*Instruction:*
Copy each line below in which the string "Windows" occurs.

Stored data
--- start ---
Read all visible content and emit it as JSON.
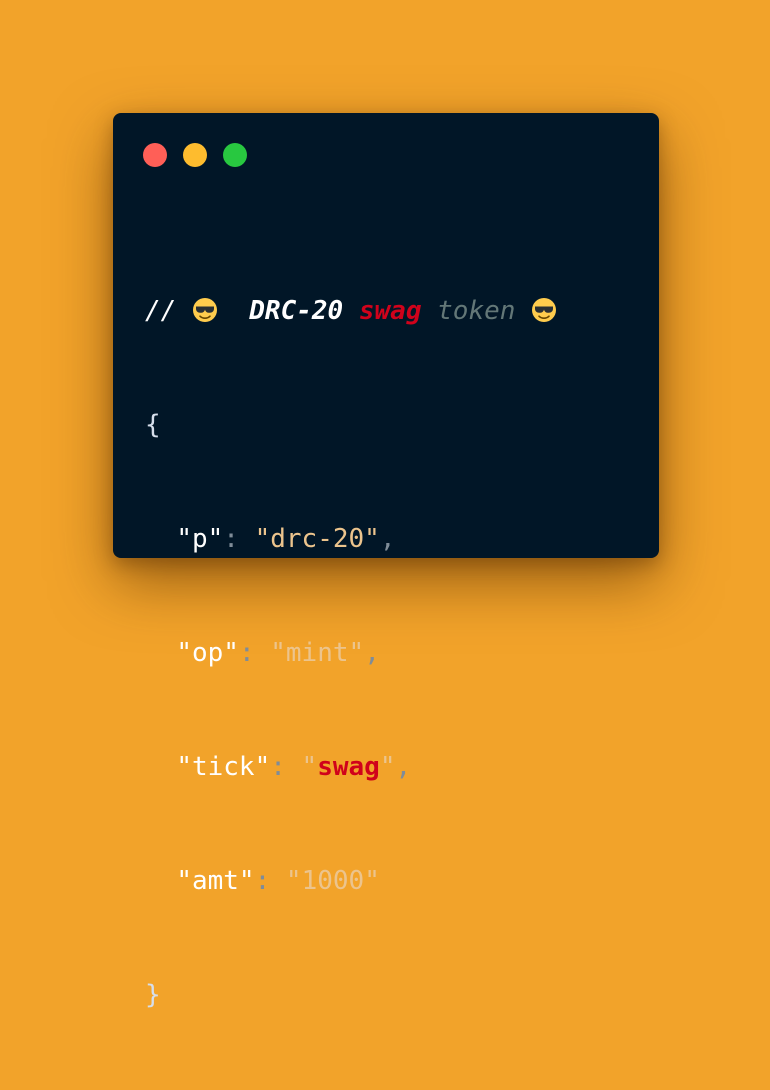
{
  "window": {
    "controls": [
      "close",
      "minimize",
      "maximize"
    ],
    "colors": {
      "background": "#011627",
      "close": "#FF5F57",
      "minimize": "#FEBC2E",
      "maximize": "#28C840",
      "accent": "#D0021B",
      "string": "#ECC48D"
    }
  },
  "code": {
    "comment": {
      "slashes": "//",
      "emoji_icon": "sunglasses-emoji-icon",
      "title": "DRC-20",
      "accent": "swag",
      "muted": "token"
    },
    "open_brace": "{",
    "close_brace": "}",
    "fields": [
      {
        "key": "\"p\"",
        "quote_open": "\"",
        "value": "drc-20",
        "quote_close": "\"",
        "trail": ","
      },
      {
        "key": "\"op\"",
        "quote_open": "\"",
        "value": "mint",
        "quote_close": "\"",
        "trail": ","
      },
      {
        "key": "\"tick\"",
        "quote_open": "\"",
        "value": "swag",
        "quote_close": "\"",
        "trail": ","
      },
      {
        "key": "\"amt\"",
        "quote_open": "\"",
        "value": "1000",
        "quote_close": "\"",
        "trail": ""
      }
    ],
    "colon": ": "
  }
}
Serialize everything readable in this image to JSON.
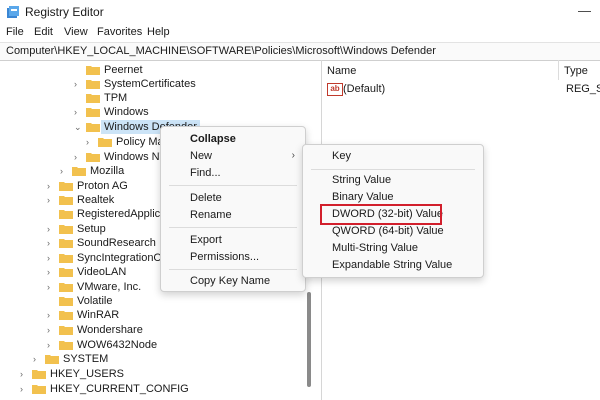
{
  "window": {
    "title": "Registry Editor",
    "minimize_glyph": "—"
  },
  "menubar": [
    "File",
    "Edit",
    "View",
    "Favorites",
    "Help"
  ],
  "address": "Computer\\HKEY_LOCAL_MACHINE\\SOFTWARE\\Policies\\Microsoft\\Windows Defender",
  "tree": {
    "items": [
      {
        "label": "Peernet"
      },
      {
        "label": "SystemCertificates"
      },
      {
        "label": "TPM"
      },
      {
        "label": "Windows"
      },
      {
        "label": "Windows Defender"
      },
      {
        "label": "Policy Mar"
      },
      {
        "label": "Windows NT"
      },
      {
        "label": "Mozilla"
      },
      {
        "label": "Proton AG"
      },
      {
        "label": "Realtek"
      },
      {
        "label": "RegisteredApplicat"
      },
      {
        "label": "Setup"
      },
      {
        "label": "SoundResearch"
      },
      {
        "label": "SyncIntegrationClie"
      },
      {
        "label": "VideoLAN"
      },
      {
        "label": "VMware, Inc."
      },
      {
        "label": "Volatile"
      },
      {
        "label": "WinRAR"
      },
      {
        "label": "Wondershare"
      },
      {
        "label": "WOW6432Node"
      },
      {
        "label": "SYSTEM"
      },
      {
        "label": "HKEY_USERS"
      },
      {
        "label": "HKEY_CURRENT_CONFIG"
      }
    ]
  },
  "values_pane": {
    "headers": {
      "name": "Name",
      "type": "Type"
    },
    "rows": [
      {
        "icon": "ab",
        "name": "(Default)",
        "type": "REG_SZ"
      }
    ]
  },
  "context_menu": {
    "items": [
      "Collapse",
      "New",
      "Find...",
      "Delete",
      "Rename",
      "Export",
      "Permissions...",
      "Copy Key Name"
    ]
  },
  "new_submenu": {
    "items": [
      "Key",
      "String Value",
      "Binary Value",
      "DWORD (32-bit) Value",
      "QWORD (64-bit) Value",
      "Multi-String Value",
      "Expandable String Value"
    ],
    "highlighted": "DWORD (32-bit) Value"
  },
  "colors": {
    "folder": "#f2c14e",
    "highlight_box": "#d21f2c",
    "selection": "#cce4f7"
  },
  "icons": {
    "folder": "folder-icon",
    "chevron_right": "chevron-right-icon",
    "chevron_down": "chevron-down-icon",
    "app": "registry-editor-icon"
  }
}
--- end ---
*Result of this exercise:*
  "address": "Computer\\HKEY_LOCAL_MACHINE\\SOFTWARE\\Policies\\Microsoft\\Windows Defender",
        "label": "Windows"
        "label": "Windows Defender"
        "label": "Windows NT"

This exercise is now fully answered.